** Begin DATA SHOWN **
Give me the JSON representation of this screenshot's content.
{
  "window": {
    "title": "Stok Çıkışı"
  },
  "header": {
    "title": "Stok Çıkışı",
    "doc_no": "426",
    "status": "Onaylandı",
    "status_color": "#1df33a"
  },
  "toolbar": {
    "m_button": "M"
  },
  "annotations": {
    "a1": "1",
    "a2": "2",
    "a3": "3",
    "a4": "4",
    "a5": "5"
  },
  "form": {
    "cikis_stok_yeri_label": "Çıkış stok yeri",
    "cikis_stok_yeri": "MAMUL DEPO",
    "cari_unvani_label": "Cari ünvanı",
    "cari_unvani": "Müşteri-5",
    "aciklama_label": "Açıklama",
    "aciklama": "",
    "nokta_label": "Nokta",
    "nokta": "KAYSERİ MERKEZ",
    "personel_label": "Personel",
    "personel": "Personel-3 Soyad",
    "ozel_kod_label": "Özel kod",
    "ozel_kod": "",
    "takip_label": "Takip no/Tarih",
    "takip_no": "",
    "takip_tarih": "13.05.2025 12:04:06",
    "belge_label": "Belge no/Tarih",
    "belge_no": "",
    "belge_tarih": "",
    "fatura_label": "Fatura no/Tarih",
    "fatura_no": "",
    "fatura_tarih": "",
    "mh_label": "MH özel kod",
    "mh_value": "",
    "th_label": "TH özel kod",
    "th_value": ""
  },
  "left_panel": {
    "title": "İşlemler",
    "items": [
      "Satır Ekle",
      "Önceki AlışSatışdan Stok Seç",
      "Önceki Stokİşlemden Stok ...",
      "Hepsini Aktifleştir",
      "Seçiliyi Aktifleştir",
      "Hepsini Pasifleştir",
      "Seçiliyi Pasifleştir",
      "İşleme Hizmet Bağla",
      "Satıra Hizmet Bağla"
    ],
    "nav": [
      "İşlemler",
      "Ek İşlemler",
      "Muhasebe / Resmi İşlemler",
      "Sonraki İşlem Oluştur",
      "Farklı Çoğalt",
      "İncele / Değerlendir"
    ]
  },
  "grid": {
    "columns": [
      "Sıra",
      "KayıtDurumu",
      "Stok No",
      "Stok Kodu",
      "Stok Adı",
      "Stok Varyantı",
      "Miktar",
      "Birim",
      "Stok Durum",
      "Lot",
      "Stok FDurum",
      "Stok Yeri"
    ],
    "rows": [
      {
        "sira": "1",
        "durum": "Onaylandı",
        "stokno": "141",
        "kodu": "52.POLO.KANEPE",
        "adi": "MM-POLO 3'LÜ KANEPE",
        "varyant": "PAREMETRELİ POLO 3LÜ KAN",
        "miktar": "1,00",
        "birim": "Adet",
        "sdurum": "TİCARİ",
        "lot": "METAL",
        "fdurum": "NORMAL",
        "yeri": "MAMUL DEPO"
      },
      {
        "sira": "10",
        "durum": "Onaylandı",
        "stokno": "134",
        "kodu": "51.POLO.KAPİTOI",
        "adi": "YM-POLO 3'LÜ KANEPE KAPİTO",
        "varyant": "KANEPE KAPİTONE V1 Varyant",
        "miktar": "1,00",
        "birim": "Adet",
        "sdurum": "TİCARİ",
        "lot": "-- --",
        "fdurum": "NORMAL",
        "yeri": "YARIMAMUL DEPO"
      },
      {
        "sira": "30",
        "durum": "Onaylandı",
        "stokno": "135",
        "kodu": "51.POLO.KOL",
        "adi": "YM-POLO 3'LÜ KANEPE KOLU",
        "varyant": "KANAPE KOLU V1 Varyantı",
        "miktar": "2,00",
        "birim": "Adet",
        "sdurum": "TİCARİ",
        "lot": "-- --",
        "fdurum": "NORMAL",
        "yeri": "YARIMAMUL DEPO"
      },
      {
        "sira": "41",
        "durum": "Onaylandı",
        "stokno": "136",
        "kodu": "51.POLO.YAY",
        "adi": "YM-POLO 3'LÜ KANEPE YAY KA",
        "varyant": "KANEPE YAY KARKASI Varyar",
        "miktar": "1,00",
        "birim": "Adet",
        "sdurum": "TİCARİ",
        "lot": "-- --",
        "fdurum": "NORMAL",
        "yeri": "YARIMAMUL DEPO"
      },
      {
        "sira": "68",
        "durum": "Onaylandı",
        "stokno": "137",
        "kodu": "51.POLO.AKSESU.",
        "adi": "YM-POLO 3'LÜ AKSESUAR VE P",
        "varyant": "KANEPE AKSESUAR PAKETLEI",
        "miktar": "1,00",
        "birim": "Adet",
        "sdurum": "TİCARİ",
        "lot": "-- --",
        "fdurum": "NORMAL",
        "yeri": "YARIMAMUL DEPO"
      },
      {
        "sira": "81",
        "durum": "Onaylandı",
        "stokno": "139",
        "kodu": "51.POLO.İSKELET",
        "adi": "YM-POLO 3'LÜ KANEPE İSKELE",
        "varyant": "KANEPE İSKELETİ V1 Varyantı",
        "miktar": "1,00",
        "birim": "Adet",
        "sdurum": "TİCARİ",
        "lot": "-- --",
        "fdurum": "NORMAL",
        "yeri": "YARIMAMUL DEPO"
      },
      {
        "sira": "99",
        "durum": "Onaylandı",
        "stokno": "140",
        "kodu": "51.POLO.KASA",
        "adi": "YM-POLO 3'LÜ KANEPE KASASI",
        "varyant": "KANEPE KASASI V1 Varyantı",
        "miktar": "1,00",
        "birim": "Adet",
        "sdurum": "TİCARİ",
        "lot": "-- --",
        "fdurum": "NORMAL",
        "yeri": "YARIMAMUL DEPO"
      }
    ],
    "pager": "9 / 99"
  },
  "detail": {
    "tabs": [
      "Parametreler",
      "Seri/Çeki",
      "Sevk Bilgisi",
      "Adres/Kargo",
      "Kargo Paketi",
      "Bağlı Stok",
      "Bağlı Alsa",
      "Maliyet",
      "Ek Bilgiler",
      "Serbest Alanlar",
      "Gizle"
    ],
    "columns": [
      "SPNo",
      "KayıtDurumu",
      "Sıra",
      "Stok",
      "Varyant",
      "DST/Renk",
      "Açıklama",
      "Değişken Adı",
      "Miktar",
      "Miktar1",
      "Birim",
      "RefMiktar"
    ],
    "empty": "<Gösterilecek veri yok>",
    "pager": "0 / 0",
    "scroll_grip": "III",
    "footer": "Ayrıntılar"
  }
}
** End DATA SHOWN **
◆ WRITTEN REQUEST: Write out every record, exactly as written.

◆ EXERCISE SOLUTION:
Give me the JSON representation of this screenshot's content.
{
  "window": {
    "title": "Stok Çıkışı"
  },
  "header": {
    "title": "Stok Çıkışı",
    "doc_no": "426",
    "status": "Onaylandı",
    "status_color": "#1df33a"
  },
  "toolbar": {
    "m_button": "M"
  },
  "annotations": {
    "a1": "1",
    "a2": "2",
    "a3": "3",
    "a4": "4",
    "a5": "5"
  },
  "form": {
    "cikis_stok_yeri_label": "Çıkış stok yeri",
    "cikis_stok_yeri": "MAMUL DEPO",
    "cari_unvani_label": "Cari ünvanı",
    "cari_unvani": "Müşteri-5",
    "aciklama_label": "Açıklama",
    "aciklama": "",
    "nokta_label": "Nokta",
    "nokta": "KAYSERİ MERKEZ",
    "personel_label": "Personel",
    "personel": "Personel-3 Soyad",
    "ozel_kod_label": "Özel kod",
    "ozel_kod": "",
    "takip_label": "Takip no/Tarih",
    "takip_no": "",
    "takip_tarih": "13.05.2025 12:04:06",
    "belge_label": "Belge no/Tarih",
    "belge_no": "",
    "belge_tarih": "",
    "fatura_label": "Fatura no/Tarih",
    "fatura_no": "",
    "fatura_tarih": "",
    "mh_label": "MH özel kod",
    "mh_value": "",
    "th_label": "TH özel kod",
    "th_value": ""
  },
  "left_panel": {
    "title": "İşlemler",
    "items": [
      "Satır Ekle",
      "Önceki AlışSatışdan Stok Seç",
      "Önceki Stokİşlemden Stok ...",
      "Hepsini Aktifleştir",
      "Seçiliyi Aktifleştir",
      "Hepsini Pasifleştir",
      "Seçiliyi Pasifleştir",
      "İşleme Hizmet Bağla",
      "Satıra Hizmet Bağla"
    ],
    "nav": [
      "İşlemler",
      "Ek İşlemler",
      "Muhasebe / Resmi İşlemler",
      "Sonraki İşlem Oluştur",
      "Farklı Çoğalt",
      "İncele / Değerlendir"
    ]
  },
  "grid": {
    "columns": [
      "Sıra",
      "KayıtDurumu",
      "Stok No",
      "Stok Kodu",
      "Stok Adı",
      "Stok Varyantı",
      "Miktar",
      "Birim",
      "Stok Durum",
      "Lot",
      "Stok FDurum",
      "Stok Yeri"
    ],
    "rows": [
      {
        "sira": "1",
        "durum": "Onaylandı",
        "stokno": "141",
        "kodu": "52.POLO.KANEPE",
        "adi": "MM-POLO 3'LÜ KANEPE",
        "varyant": "PAREMETRELİ POLO 3LÜ KAN",
        "miktar": "1,00",
        "birim": "Adet",
        "sdurum": "TİCARİ",
        "lot": "METAL",
        "fdurum": "NORMAL",
        "yeri": "MAMUL DEPO"
      },
      {
        "sira": "10",
        "durum": "Onaylandı",
        "stokno": "134",
        "kodu": "51.POLO.KAPİTOI",
        "adi": "YM-POLO 3'LÜ KANEPE KAPİTO",
        "varyant": "KANEPE KAPİTONE V1 Varyant",
        "miktar": "1,00",
        "birim": "Adet",
        "sdurum": "TİCARİ",
        "lot": "-- --",
        "fdurum": "NORMAL",
        "yeri": "YARIMAMUL DEPO"
      },
      {
        "sira": "30",
        "durum": "Onaylandı",
        "stokno": "135",
        "kodu": "51.POLO.KOL",
        "adi": "YM-POLO 3'LÜ KANEPE KOLU",
        "varyant": "KANAPE KOLU V1 Varyantı",
        "miktar": "2,00",
        "birim": "Adet",
        "sdurum": "TİCARİ",
        "lot": "-- --",
        "fdurum": "NORMAL",
        "yeri": "YARIMAMUL DEPO"
      },
      {
        "sira": "41",
        "durum": "Onaylandı",
        "stokno": "136",
        "kodu": "51.POLO.YAY",
        "adi": "YM-POLO 3'LÜ KANEPE YAY KA",
        "varyant": "KANEPE YAY KARKASI Varyar",
        "miktar": "1,00",
        "birim": "Adet",
        "sdurum": "TİCARİ",
        "lot": "-- --",
        "fdurum": "NORMAL",
        "yeri": "YARIMAMUL DEPO"
      },
      {
        "sira": "68",
        "durum": "Onaylandı",
        "stokno": "137",
        "kodu": "51.POLO.AKSESU.",
        "adi": "YM-POLO 3'LÜ AKSESUAR VE P",
        "varyant": "KANEPE AKSESUAR PAKETLEI",
        "miktar": "1,00",
        "birim": "Adet",
        "sdurum": "TİCARİ",
        "lot": "-- --",
        "fdurum": "NORMAL",
        "yeri": "YARIMAMUL DEPO"
      },
      {
        "sira": "81",
        "durum": "Onaylandı",
        "stokno": "139",
        "kodu": "51.POLO.İSKELET",
        "adi": "YM-POLO 3'LÜ KANEPE İSKELE",
        "varyant": "KANEPE İSKELETİ V1 Varyantı",
        "miktar": "1,00",
        "birim": "Adet",
        "sdurum": "TİCARİ",
        "lot": "-- --",
        "fdurum": "NORMAL",
        "yeri": "YARIMAMUL DEPO"
      },
      {
        "sira": "99",
        "durum": "Onaylandı",
        "stokno": "140",
        "kodu": "51.POLO.KASA",
        "adi": "YM-POLO 3'LÜ KANEPE KASASI",
        "varyant": "KANEPE KASASI V1 Varyantı",
        "miktar": "1,00",
        "birim": "Adet",
        "sdurum": "TİCARİ",
        "lot": "-- --",
        "fdurum": "NORMAL",
        "yeri": "YARIMAMUL DEPO"
      }
    ],
    "pager": "9 / 99"
  },
  "detail": {
    "tabs": [
      "Parametreler",
      "Seri/Çeki",
      "Sevk Bilgisi",
      "Adres/Kargo",
      "Kargo Paketi",
      "Bağlı Stok",
      "Bağlı Alsa",
      "Maliyet",
      "Ek Bilgiler",
      "Serbest Alanlar",
      "Gizle"
    ],
    "columns": [
      "SPNo",
      "KayıtDurumu",
      "Sıra",
      "Stok",
      "Varyant",
      "DST/Renk",
      "Açıklama",
      "Değişken Adı",
      "Miktar",
      "Miktar1",
      "Birim",
      "RefMiktar"
    ],
    "empty": "<Gösterilecek veri yok>",
    "pager": "0 / 0",
    "scroll_grip": "III",
    "footer": "Ayrıntılar"
  }
}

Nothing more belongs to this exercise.